TASK REQUIREMENTS: Exact reproduction is required for all entries.

————————

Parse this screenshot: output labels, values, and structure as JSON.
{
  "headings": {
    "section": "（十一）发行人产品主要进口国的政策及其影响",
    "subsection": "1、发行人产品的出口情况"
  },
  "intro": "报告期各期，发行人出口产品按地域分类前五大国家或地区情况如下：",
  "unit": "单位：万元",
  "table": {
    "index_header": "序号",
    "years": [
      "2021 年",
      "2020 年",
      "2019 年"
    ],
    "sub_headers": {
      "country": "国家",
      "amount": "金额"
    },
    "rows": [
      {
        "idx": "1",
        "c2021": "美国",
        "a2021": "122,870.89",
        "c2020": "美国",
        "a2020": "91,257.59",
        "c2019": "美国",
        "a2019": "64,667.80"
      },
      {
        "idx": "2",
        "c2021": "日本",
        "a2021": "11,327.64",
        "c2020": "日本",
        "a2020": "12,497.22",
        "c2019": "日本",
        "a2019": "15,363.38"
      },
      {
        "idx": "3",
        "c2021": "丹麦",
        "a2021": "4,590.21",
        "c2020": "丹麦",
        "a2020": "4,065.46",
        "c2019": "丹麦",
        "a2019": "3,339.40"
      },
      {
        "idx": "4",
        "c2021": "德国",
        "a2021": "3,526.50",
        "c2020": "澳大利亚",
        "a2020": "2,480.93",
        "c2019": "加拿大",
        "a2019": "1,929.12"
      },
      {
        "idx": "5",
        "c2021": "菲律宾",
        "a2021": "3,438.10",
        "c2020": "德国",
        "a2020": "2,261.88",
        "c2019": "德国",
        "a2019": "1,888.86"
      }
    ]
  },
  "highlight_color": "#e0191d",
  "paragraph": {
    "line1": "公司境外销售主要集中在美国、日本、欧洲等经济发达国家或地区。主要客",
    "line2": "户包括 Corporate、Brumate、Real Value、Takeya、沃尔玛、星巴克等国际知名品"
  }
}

————————

RESPONSE BELOW:
Parse this screenshot: output labels, values, and structure as JSON.
{
  "headings": {
    "section": "（十一）发行人产品主要进口国的政策及其影响",
    "subsection": "1、发行人产品的出口情况"
  },
  "intro": "报告期各期，发行人出口产品按地域分类前五大国家或地区情况如下：",
  "unit": "单位：万元",
  "table": {
    "index_header": "序号",
    "years": [
      "2021 年",
      "2020 年",
      "2019 年"
    ],
    "sub_headers": {
      "country": "国家",
      "amount": "金额"
    },
    "rows": [
      {
        "idx": "1",
        "c2021": "美国",
        "a2021": "122,870.89",
        "c2020": "美国",
        "a2020": "91,257.59",
        "c2019": "美国",
        "a2019": "64,667.80"
      },
      {
        "idx": "2",
        "c2021": "日本",
        "a2021": "11,327.64",
        "c2020": "日本",
        "a2020": "12,497.22",
        "c2019": "日本",
        "a2019": "15,363.38"
      },
      {
        "idx": "3",
        "c2021": "丹麦",
        "a2021": "4,590.21",
        "c2020": "丹麦",
        "a2020": "4,065.46",
        "c2019": "丹麦",
        "a2019": "3,339.40"
      },
      {
        "idx": "4",
        "c2021": "德国",
        "a2021": "3,526.50",
        "c2020": "澳大利亚",
        "a2020": "2,480.93",
        "c2019": "加拿大",
        "a2019": "1,929.12"
      },
      {
        "idx": "5",
        "c2021": "菲律宾",
        "a2021": "3,438.10",
        "c2020": "德国",
        "a2020": "2,261.88",
        "c2019": "德国",
        "a2019": "1,888.86"
      }
    ]
  },
  "highlight_color": "#e0191d",
  "paragraph": {
    "line1": "公司境外销售主要集中在美国、日本、欧洲等经济发达国家或地区。主要客",
    "line2": "户包括 Corporate、Brumate、Real Value、Takeya、沃尔玛、星巴克等国际知名品"
  }
}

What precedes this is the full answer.